───── Records for the task

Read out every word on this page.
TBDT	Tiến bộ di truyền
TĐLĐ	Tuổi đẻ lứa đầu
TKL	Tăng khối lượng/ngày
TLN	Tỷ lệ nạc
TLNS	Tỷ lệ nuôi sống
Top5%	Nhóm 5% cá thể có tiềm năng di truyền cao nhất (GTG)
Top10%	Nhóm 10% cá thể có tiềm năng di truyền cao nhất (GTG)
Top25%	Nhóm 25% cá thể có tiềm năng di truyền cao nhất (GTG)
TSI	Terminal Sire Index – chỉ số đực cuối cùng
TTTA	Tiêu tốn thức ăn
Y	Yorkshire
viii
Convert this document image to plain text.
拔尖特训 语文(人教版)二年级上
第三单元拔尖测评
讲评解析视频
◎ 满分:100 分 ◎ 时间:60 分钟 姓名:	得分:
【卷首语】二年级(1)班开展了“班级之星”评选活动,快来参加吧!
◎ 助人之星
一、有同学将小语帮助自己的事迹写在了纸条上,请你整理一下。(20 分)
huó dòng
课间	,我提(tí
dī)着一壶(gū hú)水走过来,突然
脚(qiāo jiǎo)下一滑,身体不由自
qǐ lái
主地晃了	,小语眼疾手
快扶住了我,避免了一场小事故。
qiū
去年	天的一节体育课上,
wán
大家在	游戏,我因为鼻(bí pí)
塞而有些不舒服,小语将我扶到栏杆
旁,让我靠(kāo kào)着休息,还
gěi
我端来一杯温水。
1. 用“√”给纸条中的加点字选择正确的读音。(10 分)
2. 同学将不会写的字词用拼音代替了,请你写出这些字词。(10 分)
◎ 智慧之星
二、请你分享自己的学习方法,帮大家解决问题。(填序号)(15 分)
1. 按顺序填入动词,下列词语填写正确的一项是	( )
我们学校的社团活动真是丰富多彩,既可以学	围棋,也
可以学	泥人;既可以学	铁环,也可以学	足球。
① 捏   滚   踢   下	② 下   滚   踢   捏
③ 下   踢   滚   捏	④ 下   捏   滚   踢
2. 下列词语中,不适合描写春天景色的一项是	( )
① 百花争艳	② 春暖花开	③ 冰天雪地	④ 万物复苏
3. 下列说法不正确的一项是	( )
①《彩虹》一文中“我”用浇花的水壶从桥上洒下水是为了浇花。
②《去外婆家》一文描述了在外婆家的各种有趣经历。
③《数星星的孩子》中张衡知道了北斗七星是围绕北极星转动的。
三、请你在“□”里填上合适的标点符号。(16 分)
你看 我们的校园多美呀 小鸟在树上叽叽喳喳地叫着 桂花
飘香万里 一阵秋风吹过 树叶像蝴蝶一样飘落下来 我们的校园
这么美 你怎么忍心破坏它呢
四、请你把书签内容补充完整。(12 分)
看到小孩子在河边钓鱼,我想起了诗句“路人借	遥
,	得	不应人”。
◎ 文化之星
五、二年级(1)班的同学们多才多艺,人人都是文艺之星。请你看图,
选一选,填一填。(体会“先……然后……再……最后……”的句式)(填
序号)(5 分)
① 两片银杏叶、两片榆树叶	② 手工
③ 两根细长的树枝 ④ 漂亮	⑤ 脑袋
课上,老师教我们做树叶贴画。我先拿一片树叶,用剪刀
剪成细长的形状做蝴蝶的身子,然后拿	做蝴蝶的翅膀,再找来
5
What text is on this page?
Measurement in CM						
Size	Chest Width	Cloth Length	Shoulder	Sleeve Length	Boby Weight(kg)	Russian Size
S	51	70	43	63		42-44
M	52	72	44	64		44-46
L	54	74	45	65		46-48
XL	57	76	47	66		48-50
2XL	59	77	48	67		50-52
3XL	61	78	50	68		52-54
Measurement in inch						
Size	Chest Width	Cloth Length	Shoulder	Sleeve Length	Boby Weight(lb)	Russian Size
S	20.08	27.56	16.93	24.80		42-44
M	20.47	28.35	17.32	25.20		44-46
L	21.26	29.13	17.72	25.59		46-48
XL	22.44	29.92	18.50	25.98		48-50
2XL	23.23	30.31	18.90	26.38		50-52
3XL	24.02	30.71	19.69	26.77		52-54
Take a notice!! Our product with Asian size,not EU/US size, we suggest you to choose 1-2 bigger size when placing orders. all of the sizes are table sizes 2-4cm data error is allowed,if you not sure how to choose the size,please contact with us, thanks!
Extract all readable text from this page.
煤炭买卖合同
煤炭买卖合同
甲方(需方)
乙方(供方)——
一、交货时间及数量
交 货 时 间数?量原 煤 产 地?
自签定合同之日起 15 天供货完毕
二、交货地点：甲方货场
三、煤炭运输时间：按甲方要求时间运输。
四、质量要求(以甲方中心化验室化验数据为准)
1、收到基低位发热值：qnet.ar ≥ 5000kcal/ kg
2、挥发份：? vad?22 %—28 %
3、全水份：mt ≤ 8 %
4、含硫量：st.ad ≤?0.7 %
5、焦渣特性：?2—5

──────────

### [Task instructions]
Print the whole listing exactly as it is.

### [Result of this exercise]
Read out every word on this page.
TBDT	Tiến bộ di truyền
TĐLĐ	Tuổi đẻ lứa đầu
TKL	Tăng khối lượng/ngày
TLN	Tỷ lệ nạc
TLNS	Tỷ lệ nuôi sống
Top5%	Nhóm 5% cá thể có tiềm năng di truyền cao nhất (GTG)
Top10%	Nhóm 10% cá thể có tiềm năng di truyền cao nhất (GTG)
Top25%	Nhóm 25% cá thể có tiềm năng di truyền cao nhất (GTG)
TSI	Terminal Sire Index – chỉ số đực cuối cùng
TTTA	Tiêu tốn thức ăn
Y	Yorkshire
viii
Convert this document image to plain text.
拔尖特训 语文(人教版)二年级上
第三单元拔尖测评
讲评解析视频
◎ 满分:100 分 ◎ 时间:60 分钟 姓名:	得分:
【卷首语】二年级(1)班开展了“班级之星”评选活动,快来参加吧!
◎ 助人之星
一、有同学将小语帮助自己的事迹写在了纸条上,请你整理一下。(20 分)
huó dòng
课间	,我提(tí
dī)着一壶(gū hú)水走过来,突然
脚(qiāo jiǎo)下一滑,身体不由自
qǐ lái
主地晃了	,小语眼疾手
快扶住了我,避免了一场小事故。
qiū
去年	天的一节体育课上,
wán
大家在	游戏,我因为鼻(bí pí)
塞而有些不舒服,小语将我扶到栏杆
旁,让我靠(kāo kào)着休息,还
gěi
我端来一杯温水。
1. 用“√”给纸条中的加点字选择正确的读音。(10 分)
2. 同学将不会写的字词用拼音代替了,请你写出这些字词。(10 分)
◎ 智慧之星
二、请你分享自己的学习方法,帮大家解决问题。(填序号)(15 分)
1. 按顺序填入动词,下列词语填写正确的一项是	( )
我们学校的社团活动真是丰富多彩,既可以学	围棋,也
可以学	泥人;既可以学	铁环,也可以学	足球。
① 捏   滚   踢   下	② 下   滚   踢   捏
③ 下   踢   滚   捏	④ 下   捏   滚   踢
2. 下列词语中,不适合描写春天景色的一项是	( )
① 百花争艳	② 春暖花开	③ 冰天雪地	④ 万物复苏
3. 下列说法不正确的一项是	( )
①《彩虹》一文中“我”用浇花的水壶从桥上洒下水是为了浇花。
②《去外婆家》一文描述了在外婆家的各种有趣经历。
③《数星星的孩子》中张衡知道了北斗七星是围绕北极星转动的。
三、请你在“□”里填上合适的标点符号。(16 分)
你看 我们的校园多美呀 小鸟在树上叽叽喳喳地叫着 桂花
飘香万里 一阵秋风吹过 树叶像蝴蝶一样飘落下来 我们的校园
这么美 你怎么忍心破坏它呢
四、请你把书签内容补充完整。(12 分)
看到小孩子在河边钓鱼,我想起了诗句“路人借	遥
,	得	不应人”。
◎ 文化之星
五、二年级(1)班的同学们多才多艺,人人都是文艺之星。请你看图,
选一选,填一填。(体会“先……然后……再……最后……”的句式)(填
序号)(5 分)
① 两片银杏叶、两片榆树叶	② 手工
③ 两根细长的树枝 ④ 漂亮	⑤ 脑袋
课上,老师教我们做树叶贴画。我先拿一片树叶,用剪刀
剪成细长的形状做蝴蝶的身子,然后拿	做蝴蝶的翅膀,再找来
5
What text is on this page?
Measurement in CM						
Size	Chest Width	Cloth Length	Shoulder	Sleeve Length	Boby Weight(kg)	Russian Size
S	51	70	43	63		42-44
M	52	72	44	64		44-46
L	54	74	45	65		46-48
XL	57	76	47	66		48-50
2XL	59	77	48	67		50-52
3XL	61	78	50	68		52-54
Measurement in inch						
Size	Chest Width	Cloth Length	Shoulder	Sleeve Length	Boby Weight(lb)	Russian Size
S	20.08	27.56	16.93	24.80		42-44
M	20.47	28.35	17.32	25.20		44-46
L	21.26	29.13	17.72	25.59		46-48
XL	22.44	29.92	18.50	25.98		48-50
2XL	23.23	30.31	18.90	26.38		50-52
3XL	24.02	30.71	19.69	26.77		52-54
Take a notice!! Our product with Asian size,not EU/US size, we suggest you to choose 1-2 bigger size when placing orders. all of the sizes are table sizes 2-4cm data error is allowed,if you not sure how to choose the size,please contact with us, thanks!
Extract all readable text from this page.
煤炭买卖合同
煤炭买卖合同
甲方(需方)
乙方(供方)——
一、交货时间及数量
交 货 时 间数?量原 煤 产 地?
自签定合同之日起 15 天供货完毕
二、交货地点：甲方货场
三、煤炭运输时间：按甲方要求时间运输。
四、质量要求(以甲方中心化验室化验数据为准)
1、收到基低位发热值：qnet.ar ≥ 5000kcal/ kg
2、挥发份：? vad?22 %—28 %
3、全水份：mt ≤ 8 %
4、含硫量：st.ad ≤?0.7 %
5、焦渣特性：?2—5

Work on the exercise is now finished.